WORK TO BE COMPLETED: Restate the entries below verbatim.

Dataset records

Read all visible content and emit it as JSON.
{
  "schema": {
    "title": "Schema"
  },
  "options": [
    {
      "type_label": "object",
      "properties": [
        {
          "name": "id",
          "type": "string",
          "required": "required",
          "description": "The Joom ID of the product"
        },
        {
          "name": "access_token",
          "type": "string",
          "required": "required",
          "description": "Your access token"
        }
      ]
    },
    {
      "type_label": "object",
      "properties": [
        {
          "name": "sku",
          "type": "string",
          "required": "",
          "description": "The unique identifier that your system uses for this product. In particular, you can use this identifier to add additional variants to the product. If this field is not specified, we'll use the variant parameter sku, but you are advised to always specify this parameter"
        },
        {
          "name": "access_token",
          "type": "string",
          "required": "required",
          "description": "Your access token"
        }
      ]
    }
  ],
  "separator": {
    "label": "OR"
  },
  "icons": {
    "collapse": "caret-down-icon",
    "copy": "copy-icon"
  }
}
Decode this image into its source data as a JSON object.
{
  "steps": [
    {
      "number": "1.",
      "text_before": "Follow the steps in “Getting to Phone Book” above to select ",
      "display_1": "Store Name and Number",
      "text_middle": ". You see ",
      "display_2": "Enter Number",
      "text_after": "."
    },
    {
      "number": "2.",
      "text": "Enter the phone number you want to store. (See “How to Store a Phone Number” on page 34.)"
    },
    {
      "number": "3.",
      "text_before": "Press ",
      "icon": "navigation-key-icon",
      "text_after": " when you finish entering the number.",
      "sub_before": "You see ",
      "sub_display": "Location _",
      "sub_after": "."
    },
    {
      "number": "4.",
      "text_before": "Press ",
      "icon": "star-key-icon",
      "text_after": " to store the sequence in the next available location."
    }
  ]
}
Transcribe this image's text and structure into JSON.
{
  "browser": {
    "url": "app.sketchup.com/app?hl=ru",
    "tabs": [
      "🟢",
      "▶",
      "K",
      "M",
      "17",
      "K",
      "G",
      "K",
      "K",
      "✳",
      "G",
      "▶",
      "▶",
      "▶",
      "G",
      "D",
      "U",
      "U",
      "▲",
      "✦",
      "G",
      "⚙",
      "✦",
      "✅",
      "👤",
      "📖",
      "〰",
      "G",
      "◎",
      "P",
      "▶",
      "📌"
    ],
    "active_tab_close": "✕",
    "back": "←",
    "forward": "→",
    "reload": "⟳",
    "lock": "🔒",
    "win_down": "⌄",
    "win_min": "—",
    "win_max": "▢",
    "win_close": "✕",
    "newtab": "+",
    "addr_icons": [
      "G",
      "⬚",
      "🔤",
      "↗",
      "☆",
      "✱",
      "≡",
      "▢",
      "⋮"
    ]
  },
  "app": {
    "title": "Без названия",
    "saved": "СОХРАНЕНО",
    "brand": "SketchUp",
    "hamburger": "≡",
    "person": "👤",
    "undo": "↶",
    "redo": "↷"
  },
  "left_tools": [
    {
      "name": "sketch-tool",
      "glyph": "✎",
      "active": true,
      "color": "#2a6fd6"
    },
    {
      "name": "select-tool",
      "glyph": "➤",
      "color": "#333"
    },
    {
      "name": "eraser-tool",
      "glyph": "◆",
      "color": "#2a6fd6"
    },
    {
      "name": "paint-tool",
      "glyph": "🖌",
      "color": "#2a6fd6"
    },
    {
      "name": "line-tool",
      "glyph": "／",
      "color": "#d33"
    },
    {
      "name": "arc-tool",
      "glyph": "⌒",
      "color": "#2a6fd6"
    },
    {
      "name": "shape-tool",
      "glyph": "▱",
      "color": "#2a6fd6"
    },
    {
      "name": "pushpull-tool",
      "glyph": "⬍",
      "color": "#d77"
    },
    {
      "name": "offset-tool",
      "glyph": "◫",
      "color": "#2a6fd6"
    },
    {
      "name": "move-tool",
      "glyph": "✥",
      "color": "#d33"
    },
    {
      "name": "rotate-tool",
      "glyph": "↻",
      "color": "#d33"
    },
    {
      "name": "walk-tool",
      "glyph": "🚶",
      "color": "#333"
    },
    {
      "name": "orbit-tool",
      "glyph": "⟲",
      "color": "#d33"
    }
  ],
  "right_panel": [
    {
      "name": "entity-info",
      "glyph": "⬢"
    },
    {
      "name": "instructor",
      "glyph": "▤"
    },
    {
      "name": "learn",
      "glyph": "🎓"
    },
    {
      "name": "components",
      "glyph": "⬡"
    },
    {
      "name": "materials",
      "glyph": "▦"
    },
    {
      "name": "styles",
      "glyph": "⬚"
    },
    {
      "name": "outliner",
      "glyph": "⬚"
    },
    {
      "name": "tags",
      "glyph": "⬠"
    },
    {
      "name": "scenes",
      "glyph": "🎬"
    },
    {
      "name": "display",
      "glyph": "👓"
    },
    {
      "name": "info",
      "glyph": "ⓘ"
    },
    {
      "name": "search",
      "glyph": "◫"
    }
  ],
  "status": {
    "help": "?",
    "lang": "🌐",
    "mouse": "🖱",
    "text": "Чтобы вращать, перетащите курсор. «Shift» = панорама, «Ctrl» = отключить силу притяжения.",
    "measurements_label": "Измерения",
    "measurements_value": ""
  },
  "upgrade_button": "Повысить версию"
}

FINAL RESULT:
Read all visible content and emit it as JSON.
{
  "schema": {
    "title": "Schema"
  },
  "options": [
    {
      "type_label": "object",
      "properties": [
        {
          "name": "id",
          "type": "string",
          "required": "required",
          "description": "The Joom ID of the product"
        },
        {
          "name": "access_token",
          "type": "string",
          "required": "required",
          "description": "Your access token"
        }
      ]
    },
    {
      "type_label": "object",
      "properties": [
        {
          "name": "sku",
          "type": "string",
          "required": "",
          "description": "The unique identifier that your system uses for this product. In particular, you can use this identifier to add additional variants to the product. If this field is not specified, we'll use the variant parameter sku, but you are advised to always specify this parameter"
        },
        {
          "name": "access_token",
          "type": "string",
          "required": "required",
          "description": "Your access token"
        }
      ]
    }
  ],
  "separator": {
    "label": "OR"
  },
  "icons": {
    "collapse": "caret-down-icon",
    "copy": "copy-icon"
  }
}
Decode this image into its source data as a JSON object.
{
  "steps": [
    {
      "number": "1.",
      "text_before": "Follow the steps in “Getting to Phone Book” above to select ",
      "display_1": "Store Name and Number",
      "text_middle": ". You see ",
      "display_2": "Enter Number",
      "text_after": "."
    },
    {
      "number": "2.",
      "text": "Enter the phone number you want to store. (See “How to Store a Phone Number” on page 34.)"
    },
    {
      "number": "3.",
      "text_before": "Press ",
      "icon": "navigation-key-icon",
      "text_after": " when you finish entering the number.",
      "sub_before": "You see ",
      "sub_display": "Location _",
      "sub_after": "."
    },
    {
      "number": "4.",
      "text_before": "Press ",
      "icon": "star-key-icon",
      "text_after": " to store the sequence in the next available location."
    }
  ]
}
Transcribe this image's text and structure into JSON.
{
  "browser": {
    "url": "app.sketchup.com/app?hl=ru",
    "tabs": [
      "🟢",
      "▶",
      "K",
      "M",
      "17",
      "K",
      "G",
      "K",
      "K",
      "✳",
      "G",
      "▶",
      "▶",
      "▶",
      "G",
      "D",
      "U",
      "U",
      "▲",
      "✦",
      "G",
      "⚙",
      "✦",
      "✅",
      "👤",
      "📖",
      "〰",
      "G",
      "◎",
      "P",
      "▶",
      "📌"
    ],
    "active_tab_close": "✕",
    "back": "←",
    "forward": "→",
    "reload": "⟳",
    "lock": "🔒",
    "win_down": "⌄",
    "win_min": "—",
    "win_max": "▢",
    "win_close": "✕",
    "newtab": "+",
    "addr_icons": [
      "G",
      "⬚",
      "🔤",
      "↗",
      "☆",
      "✱",
      "≡",
      "▢",
      "⋮"
    ]
  },
  "app": {
    "title": "Без названия",
    "saved": "СОХРАНЕНО",
    "brand": "SketchUp",
    "hamburger": "≡",
    "person": "👤",
    "undo": "↶",
    "redo": "↷"
  },
  "left_tools": [
    {
      "name": "sketch-tool",
      "glyph": "✎",
      "active": true,
      "color": "#2a6fd6"
    },
    {
      "name": "select-tool",
      "glyph": "➤",
      "color": "#333"
    },
    {
      "name": "eraser-tool",
      "glyph": "◆",
      "color": "#2a6fd6"
    },
    {
      "name": "paint-tool",
      "glyph": "🖌",
      "color": "#2a6fd6"
    },
    {
      "name": "line-tool",
      "glyph": "／",
      "color": "#d33"
    },
    {
      "name": "arc-tool",
      "glyph": "⌒",
      "color": "#2a6fd6"
    },
    {
      "name": "shape-tool",
      "glyph": "▱",
      "color": "#2a6fd6"
    },
    {
      "name": "pushpull-tool",
      "glyph": "⬍",
      "color": "#d77"
    },
    {
      "name": "offset-tool",
      "glyph": "◫",
      "color": "#2a6fd6"
    },
    {
      "name": "move-tool",
      "glyph": "✥",
      "color": "#d33"
    },
    {
      "name": "rotate-tool",
      "glyph": "↻",
      "color": "#d33"
    },
    {
      "name": "walk-tool",
      "glyph": "🚶",
      "color": "#333"
    },
    {
      "name": "orbit-tool",
      "glyph": "⟲",
      "color": "#d33"
    }
  ],
  "right_panel": [
    {
      "name": "entity-info",
      "glyph": "⬢"
    },
    {
      "name": "instructor",
      "glyph": "▤"
    },
    {
      "name": "learn",
      "glyph": "🎓"
    },
    {
      "name": "components",
      "glyph": "⬡"
    },
    {
      "name": "materials",
      "glyph": "▦"
    },
    {
      "name": "styles",
      "glyph": "⬚"
    },
    {
      "name": "outliner",
      "glyph": "⬚"
    },
    {
      "name": "tags",
      "glyph": "⬠"
    },
    {
      "name": "scenes",
      "glyph": "🎬"
    },
    {
      "name": "display",
      "glyph": "👓"
    },
    {
      "name": "info",
      "glyph": "ⓘ"
    },
    {
      "name": "search",
      "glyph": "◫"
    }
  ],
  "status": {
    "help": "?",
    "lang": "🌐",
    "mouse": "🖱",
    "text": "Чтобы вращать, перетащите курсор. «Shift» = панорама, «Ctrl» = отключить силу притяжения.",
    "measurements_label": "Измерения",
    "measurements_value": ""
  },
  "upgrade_button": "Повысить версию"
}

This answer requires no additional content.